Substitute "value-label" for every occurrence of "data-label" in the rows between the lines holding "scrollbar-thumb[interactable] [968,22,976,190]" and "median-label: Mediaani: 89,1 [675,26,768,42]", inclusive, and reproduce those lines with no other alteration.

──────── Materials provided ────────

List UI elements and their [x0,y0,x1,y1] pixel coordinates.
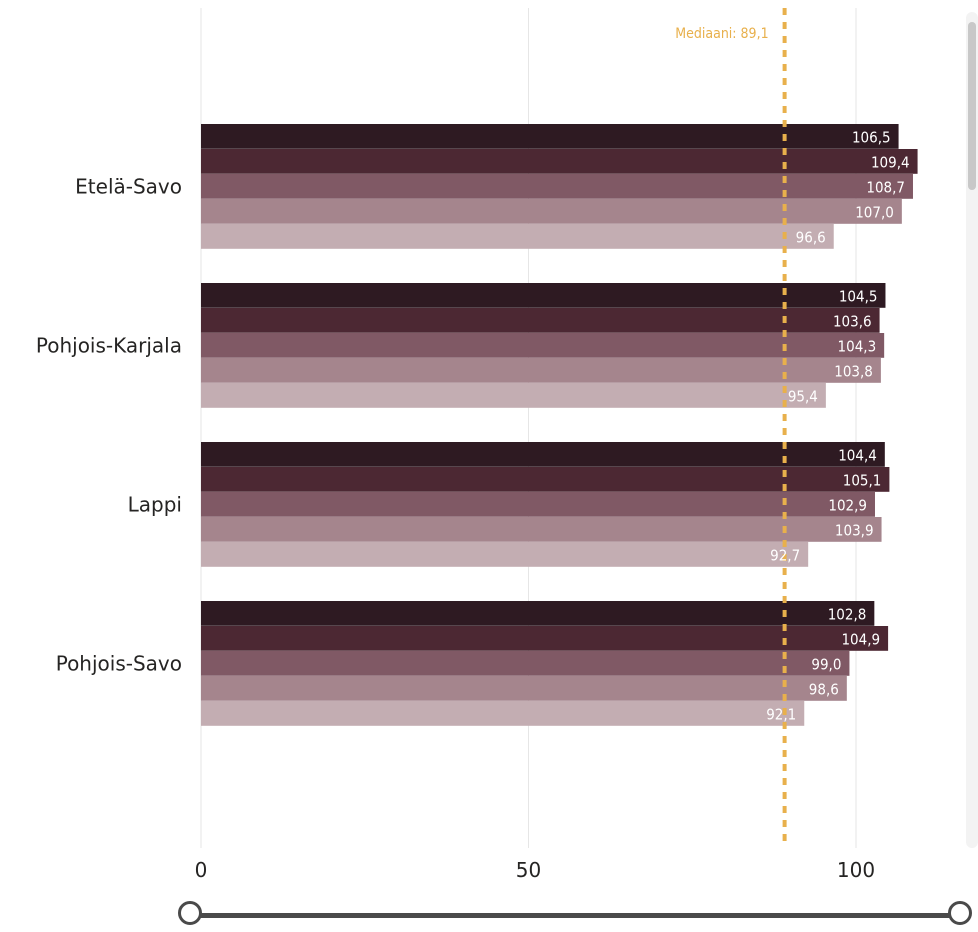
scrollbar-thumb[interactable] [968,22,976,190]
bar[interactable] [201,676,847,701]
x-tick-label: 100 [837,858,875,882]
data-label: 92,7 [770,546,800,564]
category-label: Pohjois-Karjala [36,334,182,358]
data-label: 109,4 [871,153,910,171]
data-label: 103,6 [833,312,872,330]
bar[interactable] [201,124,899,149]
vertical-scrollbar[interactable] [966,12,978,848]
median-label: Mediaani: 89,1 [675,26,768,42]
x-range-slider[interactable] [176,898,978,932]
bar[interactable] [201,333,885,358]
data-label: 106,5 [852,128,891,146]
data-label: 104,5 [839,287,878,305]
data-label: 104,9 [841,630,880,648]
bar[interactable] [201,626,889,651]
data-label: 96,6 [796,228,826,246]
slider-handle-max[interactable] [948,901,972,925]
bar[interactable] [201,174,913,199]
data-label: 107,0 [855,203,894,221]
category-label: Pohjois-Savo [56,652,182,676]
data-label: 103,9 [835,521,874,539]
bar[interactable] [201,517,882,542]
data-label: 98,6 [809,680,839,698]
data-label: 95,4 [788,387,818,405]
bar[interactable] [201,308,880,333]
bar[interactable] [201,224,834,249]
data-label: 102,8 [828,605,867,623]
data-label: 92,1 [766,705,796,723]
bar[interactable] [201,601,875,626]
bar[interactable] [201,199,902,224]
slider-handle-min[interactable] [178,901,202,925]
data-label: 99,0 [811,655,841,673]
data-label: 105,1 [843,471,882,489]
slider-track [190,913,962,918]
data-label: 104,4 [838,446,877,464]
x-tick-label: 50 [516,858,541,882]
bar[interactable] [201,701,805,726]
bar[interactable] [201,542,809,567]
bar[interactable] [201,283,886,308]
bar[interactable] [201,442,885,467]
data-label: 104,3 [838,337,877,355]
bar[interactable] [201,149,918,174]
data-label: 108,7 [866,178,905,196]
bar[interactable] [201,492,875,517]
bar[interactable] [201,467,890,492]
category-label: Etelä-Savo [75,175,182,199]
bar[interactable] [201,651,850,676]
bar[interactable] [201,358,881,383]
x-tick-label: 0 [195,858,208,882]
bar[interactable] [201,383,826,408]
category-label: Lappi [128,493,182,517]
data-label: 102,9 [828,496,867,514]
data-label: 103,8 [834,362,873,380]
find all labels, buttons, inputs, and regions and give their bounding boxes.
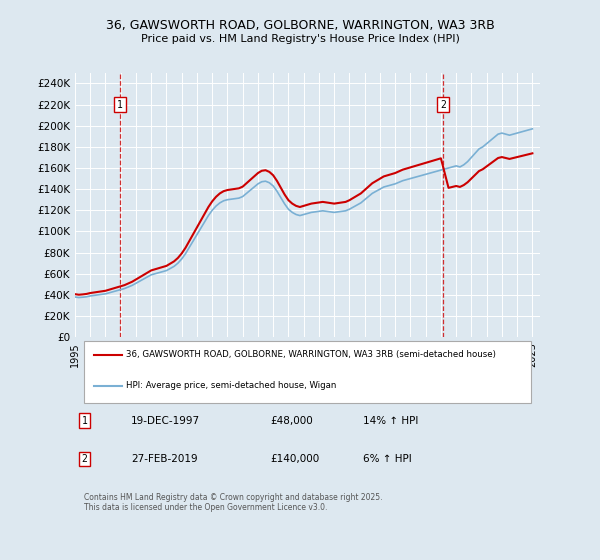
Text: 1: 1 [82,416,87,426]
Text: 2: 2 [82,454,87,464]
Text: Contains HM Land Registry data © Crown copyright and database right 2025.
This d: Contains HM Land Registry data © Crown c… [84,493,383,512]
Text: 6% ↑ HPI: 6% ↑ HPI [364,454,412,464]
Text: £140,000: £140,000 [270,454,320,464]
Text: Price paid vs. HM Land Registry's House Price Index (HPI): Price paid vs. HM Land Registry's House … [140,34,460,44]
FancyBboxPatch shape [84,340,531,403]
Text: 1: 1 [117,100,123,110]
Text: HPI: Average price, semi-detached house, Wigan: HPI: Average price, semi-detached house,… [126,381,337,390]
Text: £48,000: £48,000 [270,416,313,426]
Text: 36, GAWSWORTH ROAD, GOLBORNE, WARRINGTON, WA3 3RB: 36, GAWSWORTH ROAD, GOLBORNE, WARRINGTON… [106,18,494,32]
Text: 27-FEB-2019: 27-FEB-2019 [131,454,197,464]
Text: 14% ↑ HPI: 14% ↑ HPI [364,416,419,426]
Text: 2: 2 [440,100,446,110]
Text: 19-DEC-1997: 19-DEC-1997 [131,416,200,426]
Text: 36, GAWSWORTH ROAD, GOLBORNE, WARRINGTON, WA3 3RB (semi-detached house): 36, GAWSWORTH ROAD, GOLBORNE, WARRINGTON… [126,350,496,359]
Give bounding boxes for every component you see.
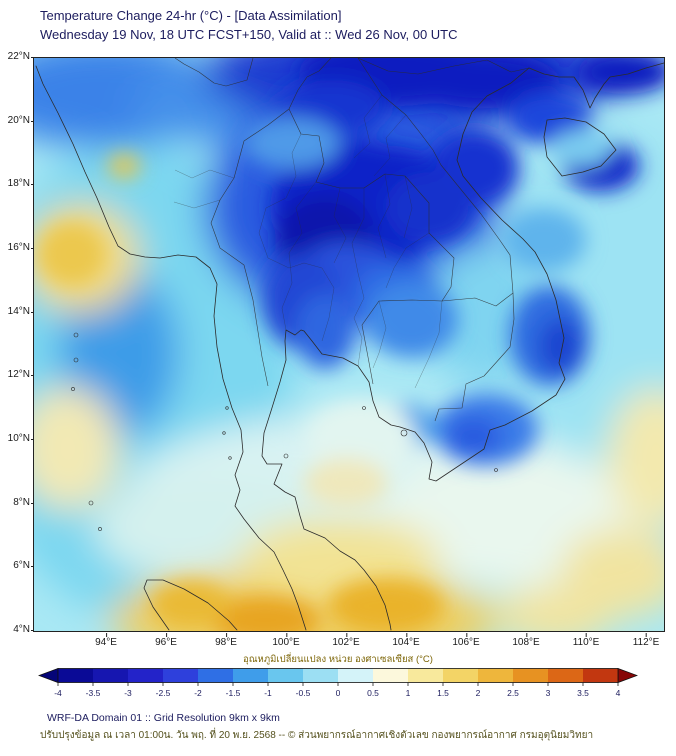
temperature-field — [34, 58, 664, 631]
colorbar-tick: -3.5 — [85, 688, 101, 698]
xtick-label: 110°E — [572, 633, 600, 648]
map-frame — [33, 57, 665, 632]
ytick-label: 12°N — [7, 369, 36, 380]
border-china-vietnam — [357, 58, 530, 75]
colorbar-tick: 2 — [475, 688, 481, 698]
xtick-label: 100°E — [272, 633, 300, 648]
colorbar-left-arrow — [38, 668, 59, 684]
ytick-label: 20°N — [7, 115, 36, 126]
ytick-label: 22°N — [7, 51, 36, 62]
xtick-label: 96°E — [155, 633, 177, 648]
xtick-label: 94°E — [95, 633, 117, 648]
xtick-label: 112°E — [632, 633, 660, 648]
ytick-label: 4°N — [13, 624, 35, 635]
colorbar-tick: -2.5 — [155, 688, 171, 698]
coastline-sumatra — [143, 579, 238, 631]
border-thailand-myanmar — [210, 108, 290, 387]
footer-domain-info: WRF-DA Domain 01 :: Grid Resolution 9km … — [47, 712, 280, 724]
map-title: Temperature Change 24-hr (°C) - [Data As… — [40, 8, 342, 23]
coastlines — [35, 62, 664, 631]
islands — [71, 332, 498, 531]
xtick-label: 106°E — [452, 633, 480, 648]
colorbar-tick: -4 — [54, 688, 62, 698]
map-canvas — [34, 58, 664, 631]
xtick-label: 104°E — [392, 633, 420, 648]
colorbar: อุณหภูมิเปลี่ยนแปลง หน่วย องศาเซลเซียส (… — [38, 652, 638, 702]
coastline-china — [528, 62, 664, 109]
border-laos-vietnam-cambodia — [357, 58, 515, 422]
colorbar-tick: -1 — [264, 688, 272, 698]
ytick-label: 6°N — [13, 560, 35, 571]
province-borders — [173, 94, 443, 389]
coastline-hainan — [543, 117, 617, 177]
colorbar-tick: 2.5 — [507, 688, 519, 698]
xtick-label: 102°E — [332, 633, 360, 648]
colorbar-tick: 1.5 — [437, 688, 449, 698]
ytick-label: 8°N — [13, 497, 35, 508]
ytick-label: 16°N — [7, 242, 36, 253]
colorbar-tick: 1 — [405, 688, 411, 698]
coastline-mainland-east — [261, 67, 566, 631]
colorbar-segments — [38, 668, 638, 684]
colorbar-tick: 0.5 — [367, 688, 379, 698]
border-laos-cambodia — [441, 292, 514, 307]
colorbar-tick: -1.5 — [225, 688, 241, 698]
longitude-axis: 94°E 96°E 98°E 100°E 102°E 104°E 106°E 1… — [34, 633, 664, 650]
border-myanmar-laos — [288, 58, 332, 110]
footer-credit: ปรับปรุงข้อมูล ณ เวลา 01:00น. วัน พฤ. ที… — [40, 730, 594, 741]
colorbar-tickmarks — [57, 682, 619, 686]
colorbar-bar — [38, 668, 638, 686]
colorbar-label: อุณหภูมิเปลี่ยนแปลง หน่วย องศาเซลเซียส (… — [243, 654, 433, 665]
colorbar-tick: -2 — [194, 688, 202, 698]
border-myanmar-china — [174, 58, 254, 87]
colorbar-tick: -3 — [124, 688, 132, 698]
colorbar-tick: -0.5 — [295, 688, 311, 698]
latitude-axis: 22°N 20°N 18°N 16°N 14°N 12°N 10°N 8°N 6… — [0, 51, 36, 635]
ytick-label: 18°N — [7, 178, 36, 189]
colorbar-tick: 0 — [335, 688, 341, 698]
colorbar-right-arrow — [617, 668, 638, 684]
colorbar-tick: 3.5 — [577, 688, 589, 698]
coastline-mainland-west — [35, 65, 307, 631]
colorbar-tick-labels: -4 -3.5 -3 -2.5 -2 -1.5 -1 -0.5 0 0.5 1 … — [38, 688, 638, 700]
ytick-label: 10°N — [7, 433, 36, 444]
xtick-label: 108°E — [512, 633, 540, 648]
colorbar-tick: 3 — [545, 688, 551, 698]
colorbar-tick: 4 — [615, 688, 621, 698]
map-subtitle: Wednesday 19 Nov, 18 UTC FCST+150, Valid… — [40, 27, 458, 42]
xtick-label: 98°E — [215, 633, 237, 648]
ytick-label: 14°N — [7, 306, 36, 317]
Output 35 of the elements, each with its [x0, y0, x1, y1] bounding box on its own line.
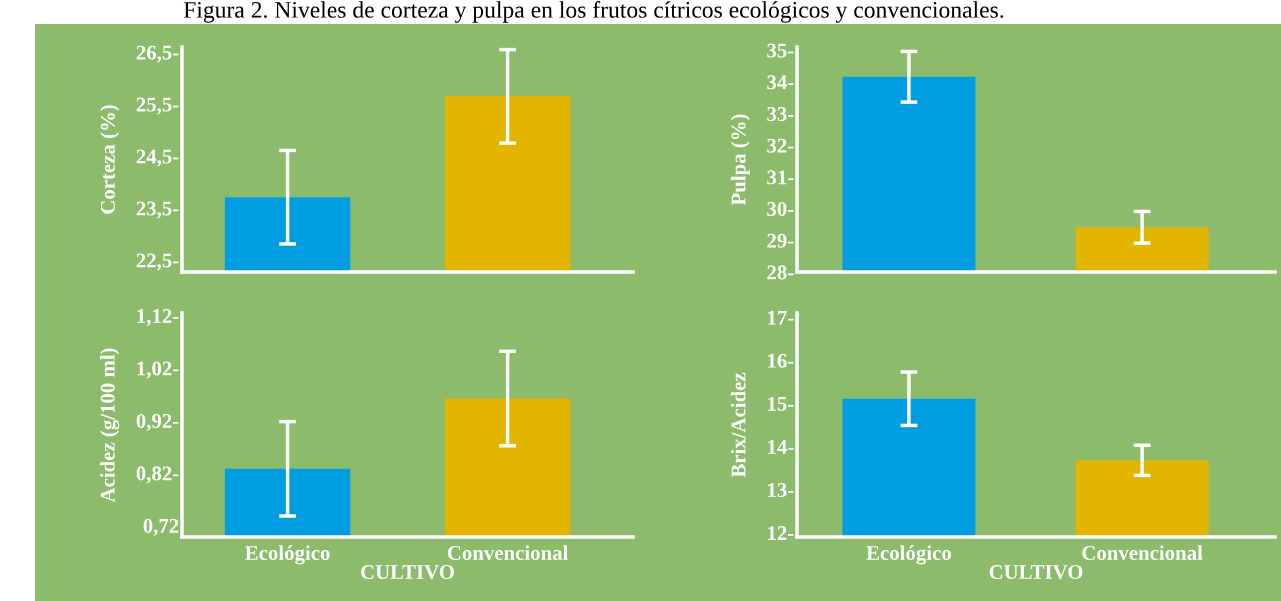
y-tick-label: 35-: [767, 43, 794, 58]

────────

§ **Problem solution**
scrollbar-thumb[interactable] [968,22,976,190]
bar[interactable] [201,676,847,701]
x-tick-label: 100 [837,858,875,882]
value-label: 92,7 [770,546,800,564]
category-label: Pohjois-Karjala [36,334,182,358]
value-label: 109,4 [871,153,910,171]
value-label: 103,6 [833,312,872,330]
bar[interactable] [201,124,899,149]
vertical-scrollbar[interactable] [966,12,978,848]
median-label: Mediaani: 89,1 [675,26,768,42]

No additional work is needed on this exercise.